═════ Records

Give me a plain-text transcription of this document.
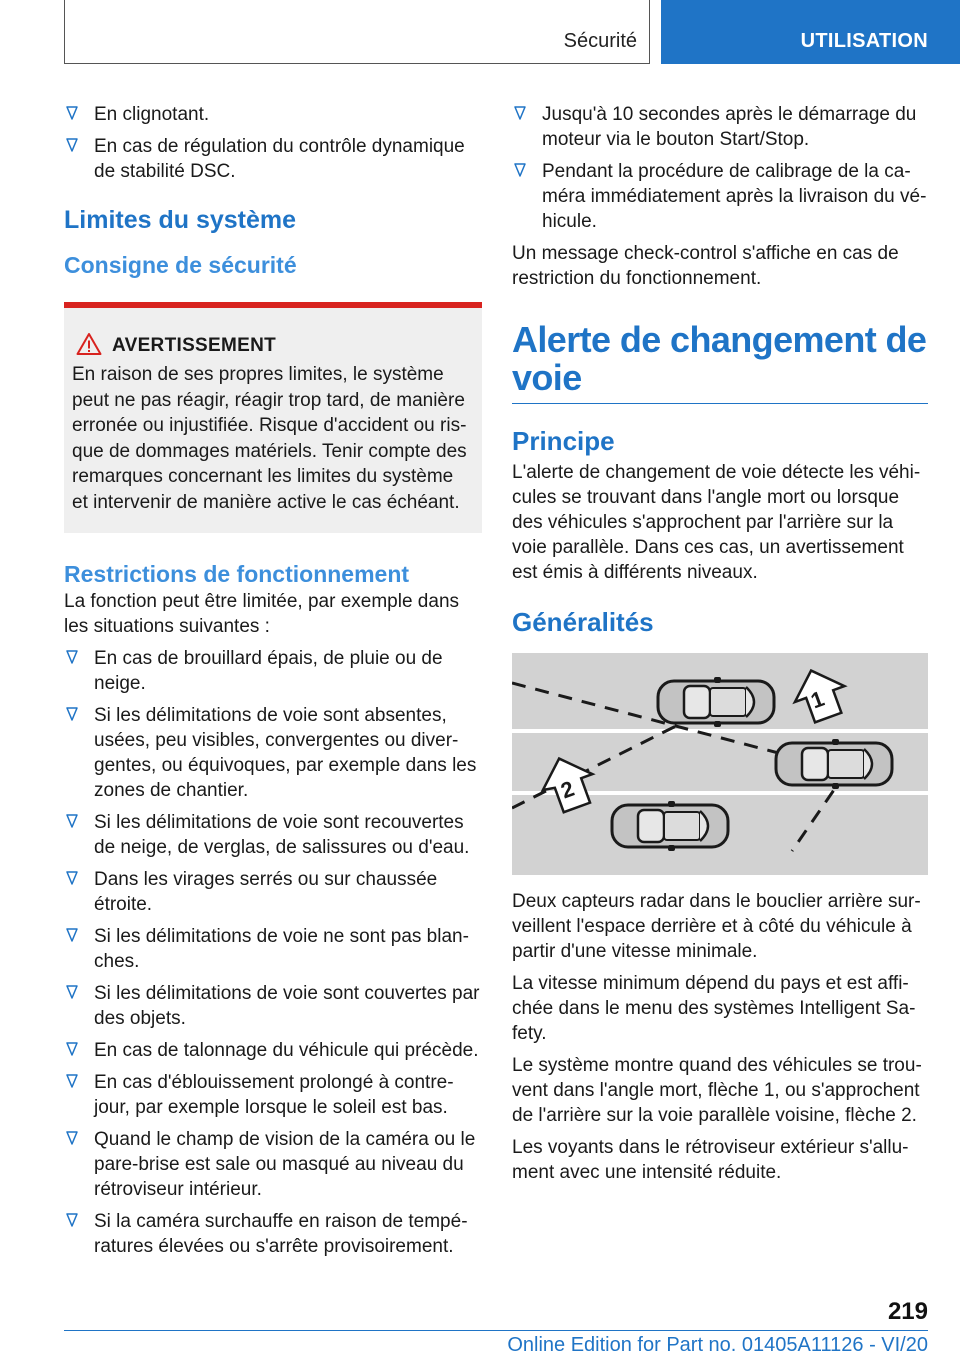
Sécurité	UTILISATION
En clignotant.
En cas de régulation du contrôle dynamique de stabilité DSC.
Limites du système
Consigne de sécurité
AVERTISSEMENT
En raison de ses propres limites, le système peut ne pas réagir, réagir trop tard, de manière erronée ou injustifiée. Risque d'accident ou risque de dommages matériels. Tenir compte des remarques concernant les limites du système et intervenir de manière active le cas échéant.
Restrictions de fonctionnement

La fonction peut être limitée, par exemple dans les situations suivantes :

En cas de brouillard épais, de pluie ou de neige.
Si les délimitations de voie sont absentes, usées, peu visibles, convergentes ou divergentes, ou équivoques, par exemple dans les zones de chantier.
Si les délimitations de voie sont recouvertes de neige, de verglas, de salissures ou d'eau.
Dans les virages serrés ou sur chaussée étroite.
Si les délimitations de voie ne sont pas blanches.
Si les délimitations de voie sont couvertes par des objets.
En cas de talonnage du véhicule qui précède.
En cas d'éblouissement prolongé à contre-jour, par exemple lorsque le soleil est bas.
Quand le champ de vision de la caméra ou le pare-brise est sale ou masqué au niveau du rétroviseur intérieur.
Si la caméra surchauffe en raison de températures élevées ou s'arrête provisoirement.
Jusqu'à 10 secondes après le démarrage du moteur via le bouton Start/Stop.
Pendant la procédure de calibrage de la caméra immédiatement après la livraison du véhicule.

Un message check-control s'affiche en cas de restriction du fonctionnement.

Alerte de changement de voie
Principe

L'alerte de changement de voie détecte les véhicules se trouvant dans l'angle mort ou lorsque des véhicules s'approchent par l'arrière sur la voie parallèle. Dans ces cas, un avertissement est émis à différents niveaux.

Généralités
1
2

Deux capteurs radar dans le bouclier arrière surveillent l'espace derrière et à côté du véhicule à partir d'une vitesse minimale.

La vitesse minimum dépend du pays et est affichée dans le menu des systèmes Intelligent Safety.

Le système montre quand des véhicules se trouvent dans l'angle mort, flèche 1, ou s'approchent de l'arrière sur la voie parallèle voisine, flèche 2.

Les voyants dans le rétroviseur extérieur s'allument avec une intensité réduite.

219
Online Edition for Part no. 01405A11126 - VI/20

══════════

**What to produce:** Copy all lines of the listing above that contain the string "neige".

**Full answer:**
En cas de brouillard épais, de pluie ou de neige.
Si les délimitations de voie sont recouvertes de neige, de verglas, de salissures ou d'eau.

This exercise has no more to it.